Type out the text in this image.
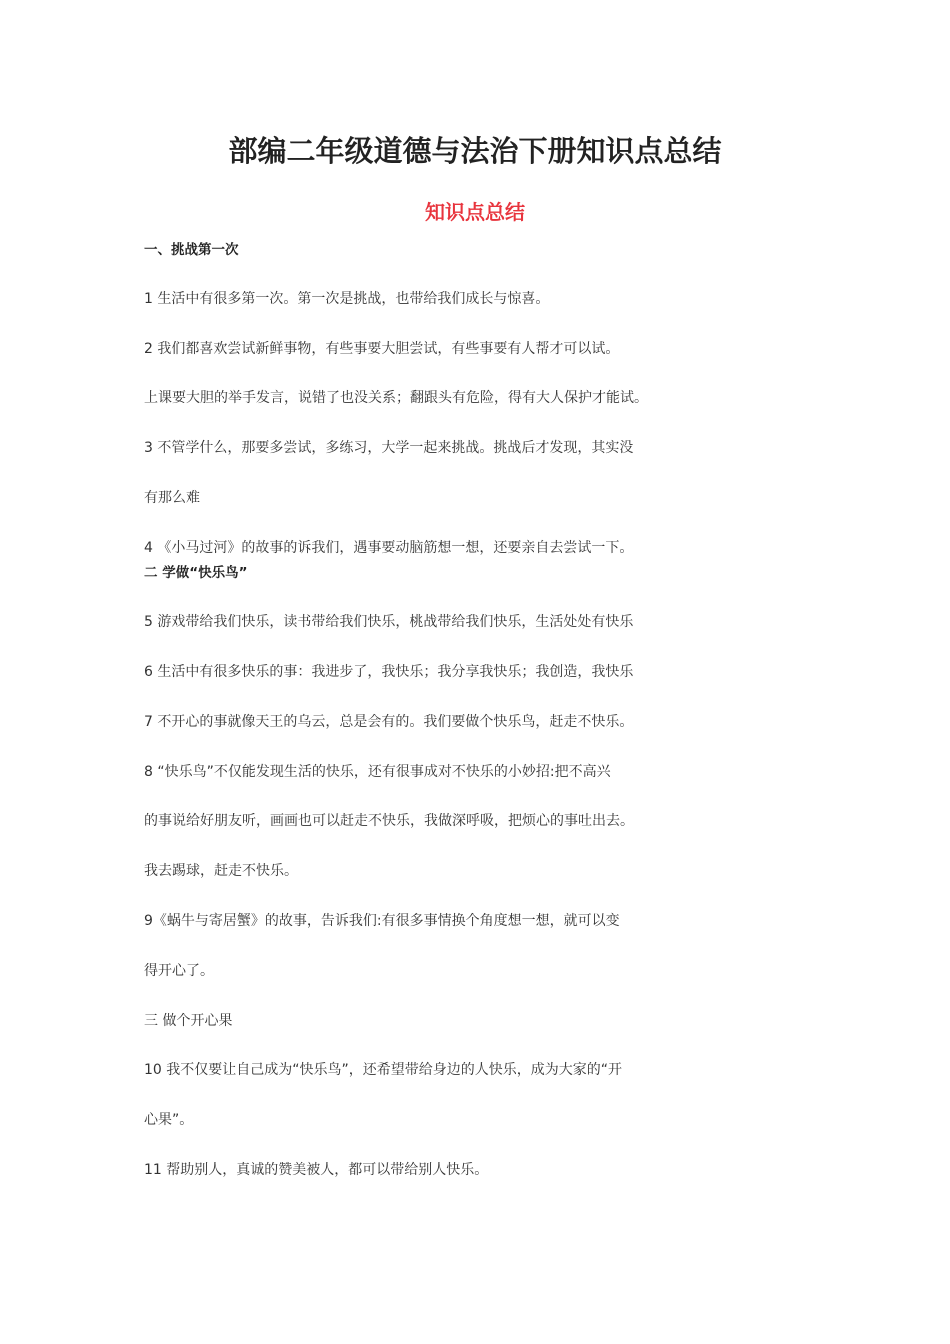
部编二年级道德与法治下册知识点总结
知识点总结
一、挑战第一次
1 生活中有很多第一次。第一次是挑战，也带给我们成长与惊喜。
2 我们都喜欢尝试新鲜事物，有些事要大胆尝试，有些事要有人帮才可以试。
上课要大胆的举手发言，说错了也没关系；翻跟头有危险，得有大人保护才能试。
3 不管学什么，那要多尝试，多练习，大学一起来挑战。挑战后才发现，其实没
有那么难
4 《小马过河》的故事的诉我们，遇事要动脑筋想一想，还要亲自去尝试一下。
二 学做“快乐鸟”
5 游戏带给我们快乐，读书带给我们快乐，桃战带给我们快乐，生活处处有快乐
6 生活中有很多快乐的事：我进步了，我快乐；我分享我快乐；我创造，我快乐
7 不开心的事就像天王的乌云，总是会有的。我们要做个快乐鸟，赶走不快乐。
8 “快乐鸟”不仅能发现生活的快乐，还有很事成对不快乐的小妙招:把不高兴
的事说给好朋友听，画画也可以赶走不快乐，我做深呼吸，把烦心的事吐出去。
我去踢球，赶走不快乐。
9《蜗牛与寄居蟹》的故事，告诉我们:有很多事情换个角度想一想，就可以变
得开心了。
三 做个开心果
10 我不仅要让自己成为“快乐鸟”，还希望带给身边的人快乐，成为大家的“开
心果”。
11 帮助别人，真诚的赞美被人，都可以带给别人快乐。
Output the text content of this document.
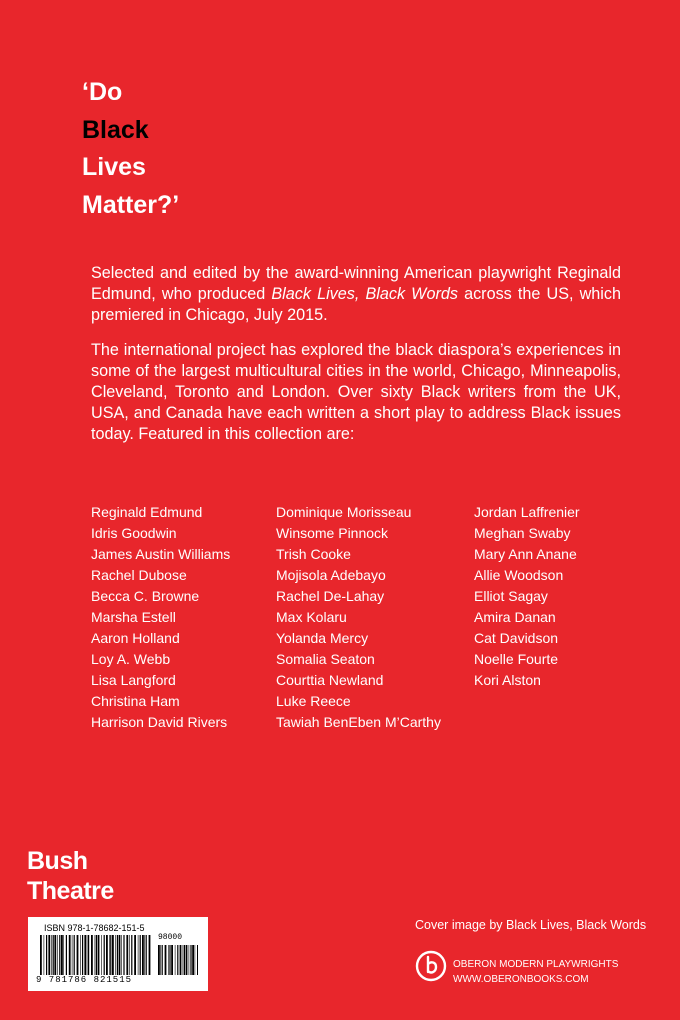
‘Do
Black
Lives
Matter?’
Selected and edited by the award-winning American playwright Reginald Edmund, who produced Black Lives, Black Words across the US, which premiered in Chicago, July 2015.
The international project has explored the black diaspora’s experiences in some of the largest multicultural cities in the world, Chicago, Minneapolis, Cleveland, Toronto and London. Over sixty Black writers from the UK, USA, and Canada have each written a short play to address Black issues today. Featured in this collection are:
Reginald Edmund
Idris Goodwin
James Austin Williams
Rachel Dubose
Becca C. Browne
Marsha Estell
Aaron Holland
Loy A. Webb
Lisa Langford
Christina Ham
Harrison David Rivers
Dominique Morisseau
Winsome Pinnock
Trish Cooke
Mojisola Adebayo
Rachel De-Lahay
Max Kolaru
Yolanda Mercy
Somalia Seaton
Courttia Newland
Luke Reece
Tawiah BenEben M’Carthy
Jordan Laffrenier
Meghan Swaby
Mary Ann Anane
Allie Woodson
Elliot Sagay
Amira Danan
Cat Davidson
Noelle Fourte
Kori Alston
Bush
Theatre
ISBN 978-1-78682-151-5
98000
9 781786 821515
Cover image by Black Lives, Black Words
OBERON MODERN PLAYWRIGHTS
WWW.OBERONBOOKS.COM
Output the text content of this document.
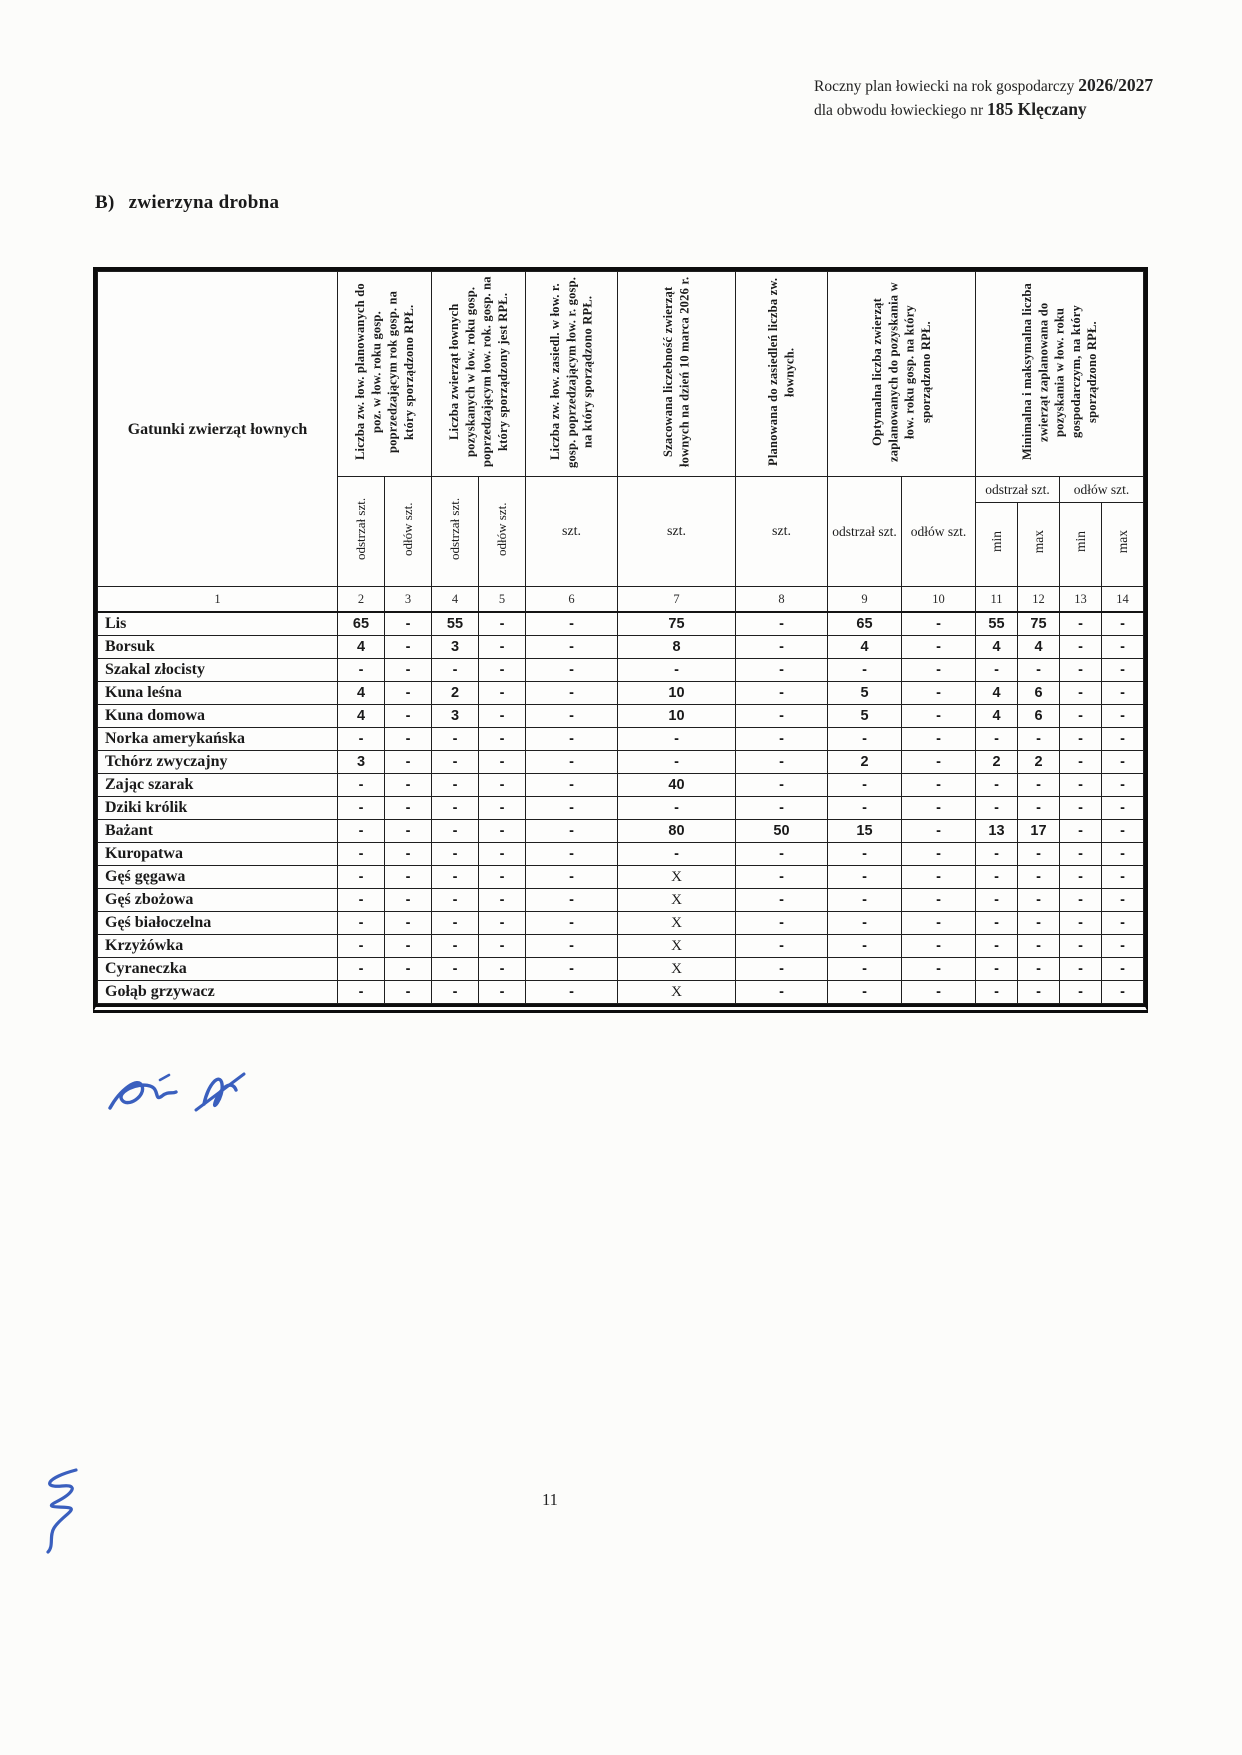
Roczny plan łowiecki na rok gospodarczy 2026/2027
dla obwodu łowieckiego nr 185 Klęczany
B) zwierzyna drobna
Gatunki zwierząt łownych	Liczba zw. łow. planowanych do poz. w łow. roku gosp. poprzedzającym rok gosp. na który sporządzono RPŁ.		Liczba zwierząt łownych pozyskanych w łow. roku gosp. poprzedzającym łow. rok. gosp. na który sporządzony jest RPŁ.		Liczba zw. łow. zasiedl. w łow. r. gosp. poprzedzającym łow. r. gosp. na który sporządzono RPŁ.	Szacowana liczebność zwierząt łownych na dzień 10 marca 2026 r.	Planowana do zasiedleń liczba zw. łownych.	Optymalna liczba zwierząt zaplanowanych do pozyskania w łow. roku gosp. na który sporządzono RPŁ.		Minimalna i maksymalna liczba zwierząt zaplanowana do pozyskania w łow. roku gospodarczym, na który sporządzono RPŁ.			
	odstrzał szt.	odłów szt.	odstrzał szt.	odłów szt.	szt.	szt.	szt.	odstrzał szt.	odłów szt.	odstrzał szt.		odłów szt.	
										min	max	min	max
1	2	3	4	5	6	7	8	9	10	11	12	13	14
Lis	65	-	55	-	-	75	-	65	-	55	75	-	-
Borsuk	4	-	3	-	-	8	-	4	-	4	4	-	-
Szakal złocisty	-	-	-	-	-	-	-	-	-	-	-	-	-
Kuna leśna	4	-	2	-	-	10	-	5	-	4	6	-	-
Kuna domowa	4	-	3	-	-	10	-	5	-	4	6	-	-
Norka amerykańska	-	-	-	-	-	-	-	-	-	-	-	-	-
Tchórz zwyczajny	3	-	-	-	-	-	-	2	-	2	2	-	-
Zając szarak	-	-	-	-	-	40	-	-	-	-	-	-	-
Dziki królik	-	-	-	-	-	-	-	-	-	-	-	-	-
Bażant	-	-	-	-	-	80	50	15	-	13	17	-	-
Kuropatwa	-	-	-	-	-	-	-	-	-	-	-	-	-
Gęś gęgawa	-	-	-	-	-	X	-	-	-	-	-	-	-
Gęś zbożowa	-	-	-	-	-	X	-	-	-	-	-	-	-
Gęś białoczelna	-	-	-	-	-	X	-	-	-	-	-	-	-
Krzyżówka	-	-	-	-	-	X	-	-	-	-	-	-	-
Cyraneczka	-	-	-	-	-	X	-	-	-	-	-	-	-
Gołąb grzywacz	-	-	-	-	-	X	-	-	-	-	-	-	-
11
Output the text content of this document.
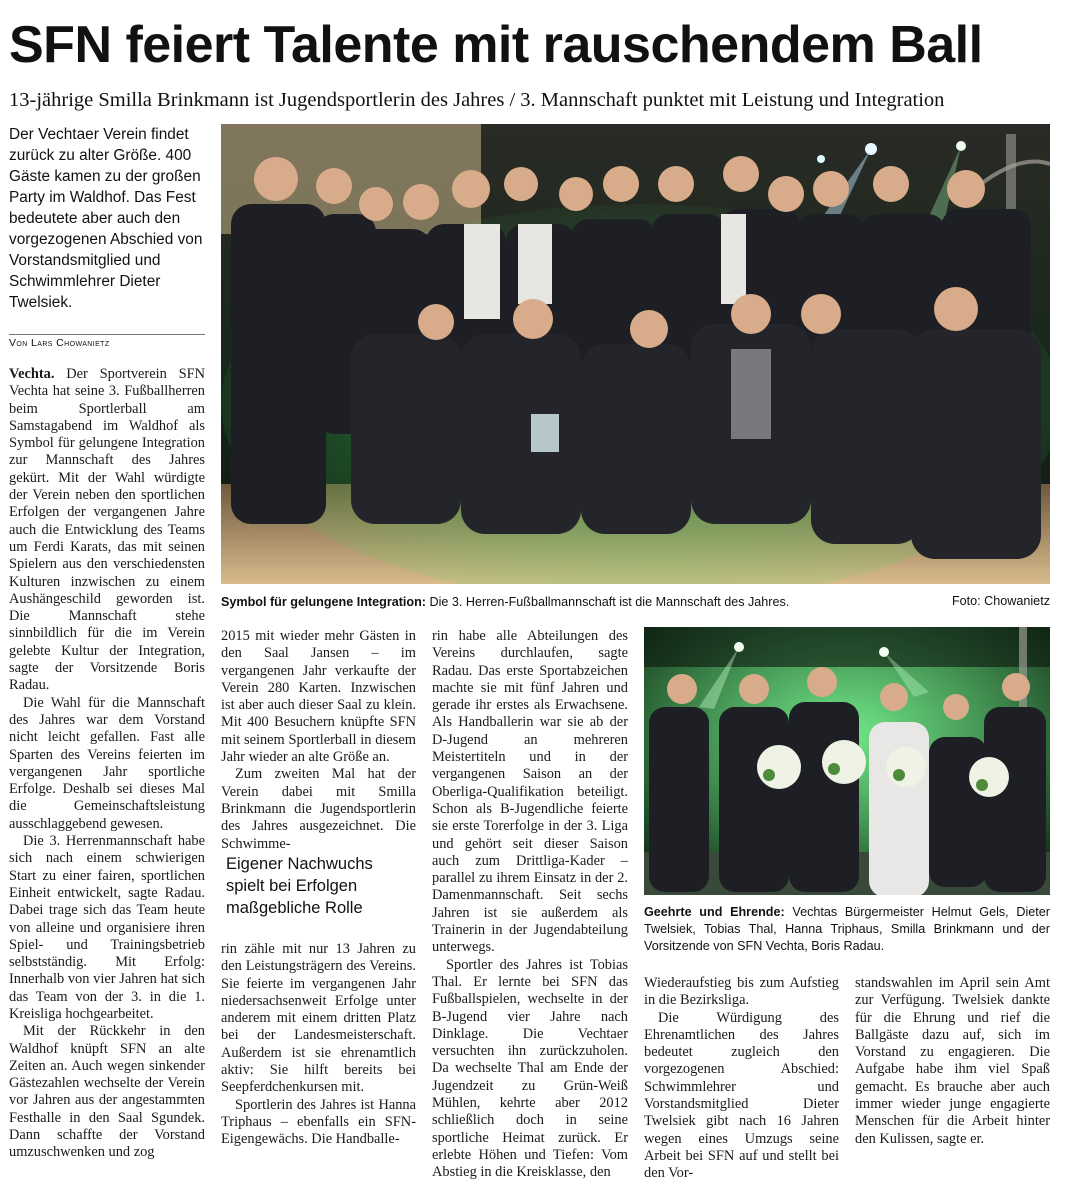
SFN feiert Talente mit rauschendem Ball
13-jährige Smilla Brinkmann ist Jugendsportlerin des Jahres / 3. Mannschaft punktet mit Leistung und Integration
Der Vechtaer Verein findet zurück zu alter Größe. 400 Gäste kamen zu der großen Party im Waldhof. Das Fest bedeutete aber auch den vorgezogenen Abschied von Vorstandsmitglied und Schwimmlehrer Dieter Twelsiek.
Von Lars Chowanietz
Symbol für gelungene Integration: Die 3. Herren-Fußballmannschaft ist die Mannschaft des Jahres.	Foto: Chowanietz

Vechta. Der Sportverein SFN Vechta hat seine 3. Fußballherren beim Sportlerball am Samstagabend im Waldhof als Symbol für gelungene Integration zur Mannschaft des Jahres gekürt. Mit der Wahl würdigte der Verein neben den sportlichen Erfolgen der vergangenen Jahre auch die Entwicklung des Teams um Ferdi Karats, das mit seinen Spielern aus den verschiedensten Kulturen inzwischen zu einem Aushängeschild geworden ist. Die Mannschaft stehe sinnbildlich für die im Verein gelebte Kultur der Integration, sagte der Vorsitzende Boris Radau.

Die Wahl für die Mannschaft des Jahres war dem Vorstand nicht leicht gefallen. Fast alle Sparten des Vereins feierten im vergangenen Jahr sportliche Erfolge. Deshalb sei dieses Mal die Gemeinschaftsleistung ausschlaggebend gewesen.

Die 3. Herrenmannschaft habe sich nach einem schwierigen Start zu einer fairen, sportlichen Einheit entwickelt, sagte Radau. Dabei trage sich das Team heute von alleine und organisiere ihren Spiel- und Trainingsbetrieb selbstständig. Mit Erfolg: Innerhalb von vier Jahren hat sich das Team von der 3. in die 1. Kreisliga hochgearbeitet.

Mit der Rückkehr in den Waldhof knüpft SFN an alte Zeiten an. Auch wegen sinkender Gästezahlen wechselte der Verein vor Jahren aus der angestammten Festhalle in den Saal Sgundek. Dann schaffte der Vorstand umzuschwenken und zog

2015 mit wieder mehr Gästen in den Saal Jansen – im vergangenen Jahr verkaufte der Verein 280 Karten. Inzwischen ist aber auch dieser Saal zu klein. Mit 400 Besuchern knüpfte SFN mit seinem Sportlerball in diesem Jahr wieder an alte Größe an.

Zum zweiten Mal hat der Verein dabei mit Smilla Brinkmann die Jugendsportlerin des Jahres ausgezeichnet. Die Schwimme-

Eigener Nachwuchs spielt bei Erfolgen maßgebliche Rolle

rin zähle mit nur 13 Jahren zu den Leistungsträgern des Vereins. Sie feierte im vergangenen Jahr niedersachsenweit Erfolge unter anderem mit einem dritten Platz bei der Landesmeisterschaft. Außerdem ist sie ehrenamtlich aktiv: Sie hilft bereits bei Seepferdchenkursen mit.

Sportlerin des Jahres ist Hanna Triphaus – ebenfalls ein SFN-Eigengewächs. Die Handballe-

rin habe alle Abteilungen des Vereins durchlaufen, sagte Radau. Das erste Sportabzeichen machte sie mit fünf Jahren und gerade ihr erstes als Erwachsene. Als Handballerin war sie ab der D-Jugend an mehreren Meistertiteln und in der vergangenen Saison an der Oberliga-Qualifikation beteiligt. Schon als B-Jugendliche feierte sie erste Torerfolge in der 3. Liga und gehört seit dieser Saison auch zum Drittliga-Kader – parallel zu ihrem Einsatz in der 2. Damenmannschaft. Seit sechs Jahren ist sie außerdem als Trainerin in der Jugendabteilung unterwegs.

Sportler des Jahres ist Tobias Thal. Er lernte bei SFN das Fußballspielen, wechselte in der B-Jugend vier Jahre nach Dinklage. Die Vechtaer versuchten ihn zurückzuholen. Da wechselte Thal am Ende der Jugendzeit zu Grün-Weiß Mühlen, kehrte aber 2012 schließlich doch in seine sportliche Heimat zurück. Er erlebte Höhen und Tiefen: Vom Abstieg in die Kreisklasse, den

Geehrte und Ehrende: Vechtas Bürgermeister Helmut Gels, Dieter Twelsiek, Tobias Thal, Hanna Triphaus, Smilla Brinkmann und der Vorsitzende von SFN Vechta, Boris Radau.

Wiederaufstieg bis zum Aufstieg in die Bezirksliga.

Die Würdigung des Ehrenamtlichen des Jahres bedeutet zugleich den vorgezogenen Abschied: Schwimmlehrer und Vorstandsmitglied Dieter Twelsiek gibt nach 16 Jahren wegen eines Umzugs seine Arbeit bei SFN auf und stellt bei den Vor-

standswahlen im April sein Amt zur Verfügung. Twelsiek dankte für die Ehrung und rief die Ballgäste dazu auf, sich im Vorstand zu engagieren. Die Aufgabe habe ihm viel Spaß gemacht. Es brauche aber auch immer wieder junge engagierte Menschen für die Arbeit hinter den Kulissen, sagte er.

● ● ● ● ●

Where a line above contains the string "Abschied", copy that line.

Der Vechtaer Verein findet zurück zu alter Größe. 400 Gäste kamen zu der großen Party im Waldhof. Das Fest bedeutete aber auch den vorgezogenen Abschied von Vorstandsmitglied und Schwimmlehrer Dieter Twelsiek.
Die Würdigung des Ehrenamtlichen des Jahres bedeutet zugleich den vorgezogenen Abschied: Schwimmlehrer und Vorstandsmitglied Dieter Twelsiek gibt nach 16 Jahren wegen eines Umzugs seine Arbeit bei SFN auf und stellt bei den Vor-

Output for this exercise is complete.